=== PROVIDED PASSAGE ===
————————
Runx2-interacting genes identified by yeast two-hybrid screening of libraries generated from hypertrophic chondrocytes.

Runx2, a member of the Runt domain family, is a well-known master transcription factor for osteoblast differentiation. Runx2 has also been shown to play essential roles during chondrocyte hypertrophy, an important late stage of endochondral ossification linking both bone and cartilage development. To identify the co-factors that may interact with Runx2 together to regulate this critical process, we have performed yeast two-hybrid (Y2H) screening using Runx2 as a bait to screen a cDNA library of hypertrophic chondrocytes. The bait expressing cassette was constructed by fusing Runx2 with the pGBKT7 vector containing the Gal4 DNA binding domain (BD). The Mate & Plate libraries were constructed using pGADT7-Rec and cDNAs derived from hypertrophic chondrocytes enriched limb tissues or hypertrophic MCT cells. After co-transformation of pGBKT7-Runx2 and the cDNA libraries, colonies that grew in nutrition deficient medium were selected and subjected to PCR and sequencing analysis. We successfully identified more than 30 candidate genes, including Lectin-1 (Lgals1), Col1a2, Edf1 and Timp-2. We have performed literature review and bioinformatics analysis of these genes using GenePaint. Most of them show ubiquitous expression with Lgals1 show enhanced expression in hypertrophic chondrocytes. We further performed preliminary expression analysis by quantitative PCR and detected differential expression of these candidate genes in proliferative and hypertrophic MCT cells, with Timp-2 significantly (around 3-fold) and Lgals1 moderately (around 1.5 fold) upregulated in hypertrophic MCT cells. Our results suggest that, candidate gene Timp-2 is very likely to interact with Runx2 and together to play essential function during cartilage development, and possibly its homeostasis.
————————
=== REQUIRED WORK ===
According to the Runx2 screening abstract, by about how much was Timp-2 upregulated in hypertrophic MCT cells?
————————
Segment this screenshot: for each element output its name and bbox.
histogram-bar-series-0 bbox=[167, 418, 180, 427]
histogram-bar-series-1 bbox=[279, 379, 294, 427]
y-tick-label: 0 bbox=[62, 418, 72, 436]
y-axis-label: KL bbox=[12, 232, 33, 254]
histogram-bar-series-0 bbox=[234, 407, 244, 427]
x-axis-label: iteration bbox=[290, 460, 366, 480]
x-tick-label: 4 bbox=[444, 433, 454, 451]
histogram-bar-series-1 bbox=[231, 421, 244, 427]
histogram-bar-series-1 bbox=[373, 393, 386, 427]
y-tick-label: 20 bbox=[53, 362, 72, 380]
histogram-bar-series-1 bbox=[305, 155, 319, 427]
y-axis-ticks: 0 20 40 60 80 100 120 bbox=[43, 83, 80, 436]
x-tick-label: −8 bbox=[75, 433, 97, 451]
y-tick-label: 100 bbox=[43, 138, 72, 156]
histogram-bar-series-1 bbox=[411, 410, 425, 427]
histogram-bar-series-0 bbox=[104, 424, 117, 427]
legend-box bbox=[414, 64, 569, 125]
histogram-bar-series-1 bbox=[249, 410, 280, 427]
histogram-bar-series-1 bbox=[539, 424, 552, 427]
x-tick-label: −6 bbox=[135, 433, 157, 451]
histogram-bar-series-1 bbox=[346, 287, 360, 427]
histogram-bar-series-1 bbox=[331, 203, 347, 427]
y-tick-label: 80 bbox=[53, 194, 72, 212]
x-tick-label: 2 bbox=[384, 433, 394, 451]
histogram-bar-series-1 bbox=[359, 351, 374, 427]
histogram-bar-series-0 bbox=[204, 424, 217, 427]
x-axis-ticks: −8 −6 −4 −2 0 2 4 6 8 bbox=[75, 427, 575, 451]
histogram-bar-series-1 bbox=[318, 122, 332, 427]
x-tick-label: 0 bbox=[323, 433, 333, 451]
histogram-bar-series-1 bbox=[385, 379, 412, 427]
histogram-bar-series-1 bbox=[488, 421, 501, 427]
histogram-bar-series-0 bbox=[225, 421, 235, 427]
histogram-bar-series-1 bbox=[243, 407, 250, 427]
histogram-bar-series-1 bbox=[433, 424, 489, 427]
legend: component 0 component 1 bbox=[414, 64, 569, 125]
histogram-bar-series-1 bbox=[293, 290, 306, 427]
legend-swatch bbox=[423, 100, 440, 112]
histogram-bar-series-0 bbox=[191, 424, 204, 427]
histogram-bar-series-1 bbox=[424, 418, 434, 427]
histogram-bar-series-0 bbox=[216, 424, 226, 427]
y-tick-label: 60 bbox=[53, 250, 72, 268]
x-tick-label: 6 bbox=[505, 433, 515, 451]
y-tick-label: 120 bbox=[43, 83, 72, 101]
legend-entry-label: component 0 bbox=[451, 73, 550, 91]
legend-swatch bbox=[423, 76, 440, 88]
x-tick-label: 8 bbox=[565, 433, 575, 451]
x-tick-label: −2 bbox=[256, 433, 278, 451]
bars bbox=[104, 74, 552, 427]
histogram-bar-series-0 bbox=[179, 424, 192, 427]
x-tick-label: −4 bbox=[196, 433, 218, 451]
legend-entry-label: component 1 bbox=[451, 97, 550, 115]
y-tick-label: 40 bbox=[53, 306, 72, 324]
————————
=== THE ANSWER ===
Around 3-fold